What is expected: Transcribe the full listing below exactly.

Records:

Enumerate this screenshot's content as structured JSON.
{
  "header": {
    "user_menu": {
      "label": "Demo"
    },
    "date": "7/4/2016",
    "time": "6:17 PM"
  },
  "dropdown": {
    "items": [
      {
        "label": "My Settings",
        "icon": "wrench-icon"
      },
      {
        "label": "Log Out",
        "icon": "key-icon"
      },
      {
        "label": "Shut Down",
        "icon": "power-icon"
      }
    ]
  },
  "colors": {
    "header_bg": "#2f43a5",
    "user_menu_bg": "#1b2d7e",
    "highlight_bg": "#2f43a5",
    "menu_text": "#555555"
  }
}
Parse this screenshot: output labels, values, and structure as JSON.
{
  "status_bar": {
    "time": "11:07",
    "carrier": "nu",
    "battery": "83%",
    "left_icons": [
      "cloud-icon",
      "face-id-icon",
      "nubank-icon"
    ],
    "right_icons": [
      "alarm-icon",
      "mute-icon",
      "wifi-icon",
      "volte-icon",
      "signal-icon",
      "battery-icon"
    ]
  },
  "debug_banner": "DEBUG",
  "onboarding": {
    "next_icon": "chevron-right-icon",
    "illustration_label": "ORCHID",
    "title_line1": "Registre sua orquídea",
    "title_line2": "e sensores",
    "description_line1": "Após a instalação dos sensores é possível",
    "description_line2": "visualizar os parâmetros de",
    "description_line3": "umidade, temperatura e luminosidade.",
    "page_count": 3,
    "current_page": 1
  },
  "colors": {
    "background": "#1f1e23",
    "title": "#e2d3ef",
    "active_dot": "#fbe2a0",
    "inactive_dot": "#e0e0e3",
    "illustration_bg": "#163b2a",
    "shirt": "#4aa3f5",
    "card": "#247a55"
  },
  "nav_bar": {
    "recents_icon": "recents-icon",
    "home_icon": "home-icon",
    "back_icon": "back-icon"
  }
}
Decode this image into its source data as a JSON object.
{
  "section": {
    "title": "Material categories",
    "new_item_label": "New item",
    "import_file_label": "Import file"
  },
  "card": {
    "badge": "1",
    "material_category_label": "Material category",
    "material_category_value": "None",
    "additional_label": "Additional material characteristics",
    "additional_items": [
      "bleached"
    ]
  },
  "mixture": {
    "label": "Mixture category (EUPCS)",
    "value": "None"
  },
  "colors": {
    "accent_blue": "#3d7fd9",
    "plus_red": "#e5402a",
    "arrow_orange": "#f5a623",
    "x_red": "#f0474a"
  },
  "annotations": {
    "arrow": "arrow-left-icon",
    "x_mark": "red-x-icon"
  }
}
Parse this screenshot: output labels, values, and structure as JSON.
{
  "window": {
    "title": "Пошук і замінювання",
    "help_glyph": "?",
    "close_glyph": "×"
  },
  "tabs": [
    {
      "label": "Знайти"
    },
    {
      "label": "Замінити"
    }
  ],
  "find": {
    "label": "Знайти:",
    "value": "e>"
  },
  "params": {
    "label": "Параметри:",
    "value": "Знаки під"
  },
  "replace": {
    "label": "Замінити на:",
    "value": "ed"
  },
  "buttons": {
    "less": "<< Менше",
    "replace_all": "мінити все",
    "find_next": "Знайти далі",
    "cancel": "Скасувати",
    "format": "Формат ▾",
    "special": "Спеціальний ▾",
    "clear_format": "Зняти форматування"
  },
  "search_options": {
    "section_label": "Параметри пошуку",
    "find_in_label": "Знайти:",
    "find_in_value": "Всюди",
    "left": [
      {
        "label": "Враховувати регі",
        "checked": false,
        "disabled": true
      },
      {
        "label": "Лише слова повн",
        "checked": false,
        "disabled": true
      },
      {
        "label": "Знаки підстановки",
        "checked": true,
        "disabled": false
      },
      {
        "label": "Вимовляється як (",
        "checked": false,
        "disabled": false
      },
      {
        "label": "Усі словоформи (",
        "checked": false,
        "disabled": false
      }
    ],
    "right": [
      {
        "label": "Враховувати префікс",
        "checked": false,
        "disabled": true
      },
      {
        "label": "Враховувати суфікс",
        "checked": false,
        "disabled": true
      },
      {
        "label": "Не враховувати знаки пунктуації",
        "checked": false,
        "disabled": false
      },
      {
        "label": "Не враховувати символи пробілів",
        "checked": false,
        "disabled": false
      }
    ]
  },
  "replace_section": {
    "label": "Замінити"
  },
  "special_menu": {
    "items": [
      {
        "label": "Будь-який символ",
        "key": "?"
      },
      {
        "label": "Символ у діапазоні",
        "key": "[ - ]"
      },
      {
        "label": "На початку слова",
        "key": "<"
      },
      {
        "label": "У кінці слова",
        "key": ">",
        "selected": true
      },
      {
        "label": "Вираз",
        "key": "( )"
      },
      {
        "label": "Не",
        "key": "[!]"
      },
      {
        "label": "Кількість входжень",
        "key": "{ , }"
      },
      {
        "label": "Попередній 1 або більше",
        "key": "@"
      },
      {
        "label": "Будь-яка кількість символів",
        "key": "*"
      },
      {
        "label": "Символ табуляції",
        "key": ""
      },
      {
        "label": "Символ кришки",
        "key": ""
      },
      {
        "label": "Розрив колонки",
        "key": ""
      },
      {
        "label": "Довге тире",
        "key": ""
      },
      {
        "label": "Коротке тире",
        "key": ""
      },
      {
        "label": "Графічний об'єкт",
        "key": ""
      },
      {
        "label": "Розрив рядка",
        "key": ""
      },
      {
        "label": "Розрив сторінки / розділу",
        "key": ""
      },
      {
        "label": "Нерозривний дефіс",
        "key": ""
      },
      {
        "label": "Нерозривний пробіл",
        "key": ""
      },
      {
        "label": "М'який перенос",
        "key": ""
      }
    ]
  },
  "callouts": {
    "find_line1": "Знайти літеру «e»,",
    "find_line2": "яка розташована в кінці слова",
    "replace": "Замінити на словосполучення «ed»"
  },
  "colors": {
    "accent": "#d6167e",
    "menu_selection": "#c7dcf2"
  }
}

Output below:
Enumerate this screenshot's content as structured JSON.
{
  "header": {
    "user_menu": {
      "label": "Demo"
    },
    "date": "7/4/2016",
    "time": "6:17 PM"
  },
  "dropdown": {
    "items": [
      {
        "label": "My Settings",
        "icon": "wrench-icon"
      },
      {
        "label": "Log Out",
        "icon": "key-icon"
      },
      {
        "label": "Shut Down",
        "icon": "power-icon"
      }
    ]
  },
  "colors": {
    "header_bg": "#2f43a5",
    "user_menu_bg": "#1b2d7e",
    "highlight_bg": "#2f43a5",
    "menu_text": "#555555"
  }
}
Parse this screenshot: output labels, values, and structure as JSON.
{
  "status_bar": {
    "time": "11:07",
    "carrier": "nu",
    "battery": "83%",
    "left_icons": [
      "cloud-icon",
      "face-id-icon",
      "nubank-icon"
    ],
    "right_icons": [
      "alarm-icon",
      "mute-icon",
      "wifi-icon",
      "volte-icon",
      "signal-icon",
      "battery-icon"
    ]
  },
  "debug_banner": "DEBUG",
  "onboarding": {
    "next_icon": "chevron-right-icon",
    "illustration_label": "ORCHID",
    "title_line1": "Registre sua orquídea",
    "title_line2": "e sensores",
    "description_line1": "Após a instalação dos sensores é possível",
    "description_line2": "visualizar os parâmetros de",
    "description_line3": "umidade, temperatura e luminosidade.",
    "page_count": 3,
    "current_page": 1
  },
  "colors": {
    "background": "#1f1e23",
    "title": "#e2d3ef",
    "active_dot": "#fbe2a0",
    "inactive_dot": "#e0e0e3",
    "illustration_bg": "#163b2a",
    "shirt": "#4aa3f5",
    "card": "#247a55"
  },
  "nav_bar": {
    "recents_icon": "recents-icon",
    "home_icon": "home-icon",
    "back_icon": "back-icon"
  }
}
Decode this image into its source data as a JSON object.
{
  "section": {
    "title": "Material categories",
    "new_item_label": "New item",
    "import_file_label": "Import file"
  },
  "card": {
    "badge": "1",
    "material_category_label": "Material category",
    "material_category_value": "None",
    "additional_label": "Additional material characteristics",
    "additional_items": [
      "bleached"
    ]
  },
  "mixture": {
    "label": "Mixture category (EUPCS)",
    "value": "None"
  },
  "colors": {
    "accent_blue": "#3d7fd9",
    "plus_red": "#e5402a",
    "arrow_orange": "#f5a623",
    "x_red": "#f0474a"
  },
  "annotations": {
    "arrow": "arrow-left-icon",
    "x_mark": "red-x-icon"
  }
}
Parse this screenshot: output labels, values, and structure as JSON.
{
  "window": {
    "title": "Пошук і замінювання",
    "help_glyph": "?",
    "close_glyph": "×"
  },
  "tabs": [
    {
      "label": "Знайти"
    },
    {
      "label": "Замінити"
    }
  ],
  "find": {
    "label": "Знайти:",
    "value": "e>"
  },
  "params": {
    "label": "Параметри:",
    "value": "Знаки під"
  },
  "replace": {
    "label": "Замінити на:",
    "value": "ed"
  },
  "buttons": {
    "less": "<< Менше",
    "replace_all": "мінити все",
    "find_next": "Знайти далі",
    "cancel": "Скасувати",
    "format": "Формат ▾",
    "special": "Спеціальний ▾",
    "clear_format": "Зняти форматування"
  },
  "search_options": {
    "section_label": "Параметри пошуку",
    "find_in_label": "Знайти:",
    "find_in_value": "Всюди",
    "left": [
      {
        "label": "Враховувати регі",
        "checked": false,
        "disabled": true
      },
      {
        "label": "Лише слова повн",
        "checked": false,
        "disabled": true
      },
      {
        "label": "Знаки підстановки",
        "checked": true,
        "disabled": false
      },
      {
        "label": "Вимовляється як (",
        "checked": false,
        "disabled": false
      },
      {
        "label": "Усі словоформи (",
        "checked": false,
        "disabled": false
      }
    ],
    "right": [
      {
        "label": "Враховувати префікс",
        "checked": false,
        "disabled": true
      },
      {
        "label": "Враховувати суфікс",
        "checked": false,
        "disabled": true
      },
      {
        "label": "Не враховувати знаки пунктуації",
        "checked": false,
        "disabled": false
      },
      {
        "label": "Не враховувати символи пробілів",
        "checked": false,
        "disabled": false
      }
    ]
  },
  "replace_section": {
    "label": "Замінити"
  },
  "special_menu": {
    "items": [
      {
        "label": "Будь-який символ",
        "key": "?"
      },
      {
        "label": "Символ у діапазоні",
        "key": "[ - ]"
      },
      {
        "label": "На початку слова",
        "key": "<"
      },
      {
        "label": "У кінці слова",
        "key": ">",
        "selected": true
      },
      {
        "label": "Вираз",
        "key": "( )"
      },
      {
        "label": "Не",
        "key": "[!]"
      },
      {
        "label": "Кількість входжень",
        "key": "{ , }"
      },
      {
        "label": "Попередній 1 або більше",
        "key": "@"
      },
      {
        "label": "Будь-яка кількість символів",
        "key": "*"
      },
      {
        "label": "Символ табуляції",
        "key": ""
      },
      {
        "label": "Символ кришки",
        "key": ""
      },
      {
        "label": "Розрив колонки",
        "key": ""
      },
      {
        "label": "Довге тире",
        "key": ""
      },
      {
        "label": "Коротке тире",
        "key": ""
      },
      {
        "label": "Графічний об'єкт",
        "key": ""
      },
      {
        "label": "Розрив рядка",
        "key": ""
      },
      {
        "label": "Розрив сторінки / розділу",
        "key": ""
      },
      {
        "label": "Нерозривний дефіс",
        "key": ""
      },
      {
        "label": "Нерозривний пробіл",
        "key": ""
      },
      {
        "label": "М'який перенос",
        "key": ""
      }
    ]
  },
  "callouts": {
    "find_line1": "Знайти літеру «e»,",
    "find_line2": "яка розташована в кінці слова",
    "replace": "Замінити на словосполучення «ed»"
  },
  "colors": {
    "accent": "#d6167e",
    "menu_selection": "#c7dcf2"
  }
}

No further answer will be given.